Find every line with the word "data". Copy those lines.

'''

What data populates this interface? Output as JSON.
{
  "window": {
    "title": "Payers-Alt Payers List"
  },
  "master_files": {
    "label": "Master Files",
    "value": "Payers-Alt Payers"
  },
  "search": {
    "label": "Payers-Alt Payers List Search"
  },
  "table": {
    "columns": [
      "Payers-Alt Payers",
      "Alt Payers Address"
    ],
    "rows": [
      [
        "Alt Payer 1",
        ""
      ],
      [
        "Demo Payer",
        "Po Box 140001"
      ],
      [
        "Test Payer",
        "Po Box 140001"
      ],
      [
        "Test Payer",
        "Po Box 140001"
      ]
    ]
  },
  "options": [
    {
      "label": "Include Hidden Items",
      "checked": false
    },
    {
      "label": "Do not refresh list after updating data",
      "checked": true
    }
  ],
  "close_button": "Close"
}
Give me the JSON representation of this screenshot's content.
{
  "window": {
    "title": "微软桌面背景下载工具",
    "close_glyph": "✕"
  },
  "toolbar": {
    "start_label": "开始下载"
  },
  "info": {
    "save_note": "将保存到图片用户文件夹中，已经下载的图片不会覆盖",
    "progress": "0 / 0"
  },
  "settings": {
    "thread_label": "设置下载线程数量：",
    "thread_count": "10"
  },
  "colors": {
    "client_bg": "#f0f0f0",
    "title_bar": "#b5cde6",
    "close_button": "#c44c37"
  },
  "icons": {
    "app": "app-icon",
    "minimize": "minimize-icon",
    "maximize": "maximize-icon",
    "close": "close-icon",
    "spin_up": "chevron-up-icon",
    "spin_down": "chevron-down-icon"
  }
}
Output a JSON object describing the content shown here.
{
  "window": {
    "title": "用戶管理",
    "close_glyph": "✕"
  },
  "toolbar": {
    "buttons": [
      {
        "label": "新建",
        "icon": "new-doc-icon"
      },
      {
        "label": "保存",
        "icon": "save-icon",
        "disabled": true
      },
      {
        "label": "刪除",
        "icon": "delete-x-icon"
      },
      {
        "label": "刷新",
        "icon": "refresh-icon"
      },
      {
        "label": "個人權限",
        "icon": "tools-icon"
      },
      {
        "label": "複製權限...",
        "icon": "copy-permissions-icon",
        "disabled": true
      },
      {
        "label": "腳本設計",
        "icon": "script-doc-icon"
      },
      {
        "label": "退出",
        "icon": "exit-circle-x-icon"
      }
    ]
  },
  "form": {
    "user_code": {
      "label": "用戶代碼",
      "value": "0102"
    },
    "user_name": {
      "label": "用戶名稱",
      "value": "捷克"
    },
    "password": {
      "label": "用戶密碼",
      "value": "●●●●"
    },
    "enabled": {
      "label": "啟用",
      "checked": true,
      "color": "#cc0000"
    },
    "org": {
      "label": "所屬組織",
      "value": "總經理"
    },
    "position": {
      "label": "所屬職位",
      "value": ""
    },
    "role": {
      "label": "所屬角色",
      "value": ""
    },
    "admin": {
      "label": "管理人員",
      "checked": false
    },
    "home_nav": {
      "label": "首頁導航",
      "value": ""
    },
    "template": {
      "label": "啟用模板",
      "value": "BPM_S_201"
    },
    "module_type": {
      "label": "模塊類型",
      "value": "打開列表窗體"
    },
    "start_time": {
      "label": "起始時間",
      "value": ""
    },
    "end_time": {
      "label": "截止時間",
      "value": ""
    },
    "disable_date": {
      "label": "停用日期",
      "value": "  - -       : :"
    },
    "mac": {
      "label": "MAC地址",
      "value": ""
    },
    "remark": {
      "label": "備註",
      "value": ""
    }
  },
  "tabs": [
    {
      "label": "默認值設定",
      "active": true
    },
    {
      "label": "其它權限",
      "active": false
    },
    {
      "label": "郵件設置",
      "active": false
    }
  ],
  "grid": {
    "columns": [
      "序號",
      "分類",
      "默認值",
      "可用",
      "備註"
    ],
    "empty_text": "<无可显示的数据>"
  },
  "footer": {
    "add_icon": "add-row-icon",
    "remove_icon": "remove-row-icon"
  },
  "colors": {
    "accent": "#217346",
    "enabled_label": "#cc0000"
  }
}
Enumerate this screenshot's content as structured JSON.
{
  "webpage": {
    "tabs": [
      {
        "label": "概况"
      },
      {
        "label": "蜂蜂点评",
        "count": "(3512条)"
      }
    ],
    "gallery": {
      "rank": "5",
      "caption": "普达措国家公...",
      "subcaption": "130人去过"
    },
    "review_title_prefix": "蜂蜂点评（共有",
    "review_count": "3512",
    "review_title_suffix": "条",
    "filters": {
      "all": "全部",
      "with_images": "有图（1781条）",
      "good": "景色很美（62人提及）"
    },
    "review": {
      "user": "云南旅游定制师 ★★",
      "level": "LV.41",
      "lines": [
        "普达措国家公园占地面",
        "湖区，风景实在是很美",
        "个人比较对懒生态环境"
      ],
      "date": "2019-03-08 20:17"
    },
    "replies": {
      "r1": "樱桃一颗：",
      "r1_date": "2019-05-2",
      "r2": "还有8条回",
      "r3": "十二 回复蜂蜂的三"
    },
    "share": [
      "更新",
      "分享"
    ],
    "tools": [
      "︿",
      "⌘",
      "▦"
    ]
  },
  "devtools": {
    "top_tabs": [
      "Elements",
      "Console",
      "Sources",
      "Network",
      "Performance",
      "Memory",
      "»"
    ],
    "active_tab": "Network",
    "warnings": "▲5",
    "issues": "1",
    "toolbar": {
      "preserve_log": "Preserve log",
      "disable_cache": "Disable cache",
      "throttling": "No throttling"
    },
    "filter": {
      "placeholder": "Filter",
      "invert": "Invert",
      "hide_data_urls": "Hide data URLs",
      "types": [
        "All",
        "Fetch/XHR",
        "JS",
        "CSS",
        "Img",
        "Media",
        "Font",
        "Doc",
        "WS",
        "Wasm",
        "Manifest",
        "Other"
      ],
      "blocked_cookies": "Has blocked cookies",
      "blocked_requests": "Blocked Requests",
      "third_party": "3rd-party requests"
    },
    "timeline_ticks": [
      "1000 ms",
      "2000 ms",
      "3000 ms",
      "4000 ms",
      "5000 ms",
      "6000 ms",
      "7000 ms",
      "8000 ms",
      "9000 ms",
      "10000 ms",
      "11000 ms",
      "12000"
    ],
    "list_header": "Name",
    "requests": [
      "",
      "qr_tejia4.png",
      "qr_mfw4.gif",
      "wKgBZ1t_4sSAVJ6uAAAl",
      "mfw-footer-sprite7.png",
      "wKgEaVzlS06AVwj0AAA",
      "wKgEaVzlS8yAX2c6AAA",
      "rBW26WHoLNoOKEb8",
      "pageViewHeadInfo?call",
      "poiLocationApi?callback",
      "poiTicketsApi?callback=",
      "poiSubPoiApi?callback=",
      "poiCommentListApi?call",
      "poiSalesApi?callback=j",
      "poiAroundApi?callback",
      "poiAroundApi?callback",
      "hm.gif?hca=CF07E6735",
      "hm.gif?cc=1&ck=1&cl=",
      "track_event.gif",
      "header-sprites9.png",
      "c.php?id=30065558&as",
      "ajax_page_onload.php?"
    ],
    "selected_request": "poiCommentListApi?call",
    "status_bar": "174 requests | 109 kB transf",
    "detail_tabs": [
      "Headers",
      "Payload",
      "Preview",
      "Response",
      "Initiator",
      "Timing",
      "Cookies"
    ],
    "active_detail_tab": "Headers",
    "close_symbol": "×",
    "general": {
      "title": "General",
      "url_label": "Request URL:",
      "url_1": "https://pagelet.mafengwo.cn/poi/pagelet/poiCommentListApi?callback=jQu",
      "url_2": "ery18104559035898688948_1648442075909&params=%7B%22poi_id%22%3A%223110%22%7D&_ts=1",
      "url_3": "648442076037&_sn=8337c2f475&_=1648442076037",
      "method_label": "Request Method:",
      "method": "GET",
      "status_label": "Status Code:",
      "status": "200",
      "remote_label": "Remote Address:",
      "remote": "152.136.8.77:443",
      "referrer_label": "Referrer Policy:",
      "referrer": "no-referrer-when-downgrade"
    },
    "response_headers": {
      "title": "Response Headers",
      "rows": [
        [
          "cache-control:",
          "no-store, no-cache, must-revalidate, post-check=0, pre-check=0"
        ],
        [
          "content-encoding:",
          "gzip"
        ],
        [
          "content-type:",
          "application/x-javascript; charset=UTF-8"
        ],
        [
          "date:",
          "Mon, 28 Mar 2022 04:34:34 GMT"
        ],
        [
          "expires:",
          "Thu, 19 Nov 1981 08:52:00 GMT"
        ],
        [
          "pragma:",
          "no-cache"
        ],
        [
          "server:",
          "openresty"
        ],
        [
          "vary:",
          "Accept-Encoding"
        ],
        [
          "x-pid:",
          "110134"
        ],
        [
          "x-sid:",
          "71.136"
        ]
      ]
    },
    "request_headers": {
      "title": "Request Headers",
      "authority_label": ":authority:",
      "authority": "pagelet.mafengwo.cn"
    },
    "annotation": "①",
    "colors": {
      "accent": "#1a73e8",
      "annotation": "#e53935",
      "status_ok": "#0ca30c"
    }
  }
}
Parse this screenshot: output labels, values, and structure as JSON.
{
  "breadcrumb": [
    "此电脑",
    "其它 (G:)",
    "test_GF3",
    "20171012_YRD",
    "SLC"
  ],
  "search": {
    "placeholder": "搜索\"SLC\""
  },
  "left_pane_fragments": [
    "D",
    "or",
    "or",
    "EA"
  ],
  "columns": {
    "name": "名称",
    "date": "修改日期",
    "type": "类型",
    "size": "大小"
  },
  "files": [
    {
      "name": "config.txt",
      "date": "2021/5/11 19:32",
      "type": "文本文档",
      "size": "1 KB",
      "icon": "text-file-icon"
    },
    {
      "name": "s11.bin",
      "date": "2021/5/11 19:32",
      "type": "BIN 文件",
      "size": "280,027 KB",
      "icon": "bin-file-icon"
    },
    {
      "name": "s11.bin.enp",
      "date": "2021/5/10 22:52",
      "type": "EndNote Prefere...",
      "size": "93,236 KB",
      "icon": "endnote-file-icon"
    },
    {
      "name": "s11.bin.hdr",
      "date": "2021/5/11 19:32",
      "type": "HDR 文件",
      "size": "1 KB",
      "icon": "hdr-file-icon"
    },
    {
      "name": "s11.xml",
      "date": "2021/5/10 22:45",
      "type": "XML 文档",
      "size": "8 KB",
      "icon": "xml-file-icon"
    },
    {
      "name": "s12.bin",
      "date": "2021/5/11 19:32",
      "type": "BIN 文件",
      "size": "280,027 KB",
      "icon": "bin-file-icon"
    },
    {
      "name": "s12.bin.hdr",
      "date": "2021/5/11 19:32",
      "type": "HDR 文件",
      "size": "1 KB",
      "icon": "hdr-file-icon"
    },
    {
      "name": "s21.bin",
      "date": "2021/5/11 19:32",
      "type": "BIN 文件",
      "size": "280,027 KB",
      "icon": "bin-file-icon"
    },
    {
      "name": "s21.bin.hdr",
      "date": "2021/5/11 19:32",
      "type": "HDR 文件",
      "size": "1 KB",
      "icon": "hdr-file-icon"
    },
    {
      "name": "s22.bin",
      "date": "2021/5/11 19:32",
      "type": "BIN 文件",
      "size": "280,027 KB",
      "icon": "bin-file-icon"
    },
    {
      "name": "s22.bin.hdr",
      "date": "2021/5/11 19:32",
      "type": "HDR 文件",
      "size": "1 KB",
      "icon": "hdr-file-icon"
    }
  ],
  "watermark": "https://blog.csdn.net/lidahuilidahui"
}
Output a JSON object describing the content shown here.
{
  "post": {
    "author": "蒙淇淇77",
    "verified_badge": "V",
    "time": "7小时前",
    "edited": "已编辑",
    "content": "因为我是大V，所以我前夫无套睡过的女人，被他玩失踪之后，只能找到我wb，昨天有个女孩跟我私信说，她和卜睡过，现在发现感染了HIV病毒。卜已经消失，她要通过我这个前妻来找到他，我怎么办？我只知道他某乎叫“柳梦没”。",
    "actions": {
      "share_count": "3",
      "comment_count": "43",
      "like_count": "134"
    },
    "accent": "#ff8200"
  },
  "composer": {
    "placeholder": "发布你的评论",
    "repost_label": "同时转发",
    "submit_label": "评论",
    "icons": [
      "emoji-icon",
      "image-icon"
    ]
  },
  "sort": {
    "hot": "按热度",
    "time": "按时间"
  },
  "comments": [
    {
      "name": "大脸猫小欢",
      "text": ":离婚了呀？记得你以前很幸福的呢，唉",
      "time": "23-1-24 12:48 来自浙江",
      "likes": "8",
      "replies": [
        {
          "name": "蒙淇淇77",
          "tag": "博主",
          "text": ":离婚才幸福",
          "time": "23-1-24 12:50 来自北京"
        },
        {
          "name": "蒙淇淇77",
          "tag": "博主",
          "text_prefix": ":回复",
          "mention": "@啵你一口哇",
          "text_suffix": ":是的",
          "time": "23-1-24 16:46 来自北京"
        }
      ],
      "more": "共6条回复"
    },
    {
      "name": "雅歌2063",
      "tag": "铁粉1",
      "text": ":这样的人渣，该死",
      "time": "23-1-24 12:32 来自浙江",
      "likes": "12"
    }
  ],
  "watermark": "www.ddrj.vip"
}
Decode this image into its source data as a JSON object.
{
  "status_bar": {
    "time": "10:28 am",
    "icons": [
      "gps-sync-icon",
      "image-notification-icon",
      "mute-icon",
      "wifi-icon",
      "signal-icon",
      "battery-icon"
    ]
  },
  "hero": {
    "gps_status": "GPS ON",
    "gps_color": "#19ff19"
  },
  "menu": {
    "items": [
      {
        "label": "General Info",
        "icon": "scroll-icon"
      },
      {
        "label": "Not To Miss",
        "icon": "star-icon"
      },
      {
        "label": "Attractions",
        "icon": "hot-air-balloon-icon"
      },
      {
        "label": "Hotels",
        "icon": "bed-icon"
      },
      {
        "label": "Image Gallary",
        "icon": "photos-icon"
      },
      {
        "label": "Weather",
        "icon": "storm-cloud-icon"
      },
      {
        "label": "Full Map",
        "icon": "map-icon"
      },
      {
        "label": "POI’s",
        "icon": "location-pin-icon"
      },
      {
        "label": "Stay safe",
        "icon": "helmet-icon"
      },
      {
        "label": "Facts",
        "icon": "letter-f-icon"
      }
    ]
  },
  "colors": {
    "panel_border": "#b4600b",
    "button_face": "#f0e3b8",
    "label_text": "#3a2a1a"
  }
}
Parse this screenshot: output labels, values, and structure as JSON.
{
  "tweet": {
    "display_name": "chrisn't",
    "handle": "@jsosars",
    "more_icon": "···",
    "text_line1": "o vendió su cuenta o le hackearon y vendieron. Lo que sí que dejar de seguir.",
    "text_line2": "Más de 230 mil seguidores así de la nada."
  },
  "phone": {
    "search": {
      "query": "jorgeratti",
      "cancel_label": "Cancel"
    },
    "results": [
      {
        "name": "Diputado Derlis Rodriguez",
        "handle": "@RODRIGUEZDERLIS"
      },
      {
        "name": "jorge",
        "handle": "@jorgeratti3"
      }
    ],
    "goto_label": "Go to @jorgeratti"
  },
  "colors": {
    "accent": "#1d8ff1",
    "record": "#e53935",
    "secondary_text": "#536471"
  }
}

'''

*COMPLETE ANSWER*:
What data populates this interface? Output as JSON.
      "label": "Do not refresh list after updating data",
      "hide_data_urls": "Hide data URLs",
Decode this image into its source data as a JSON object.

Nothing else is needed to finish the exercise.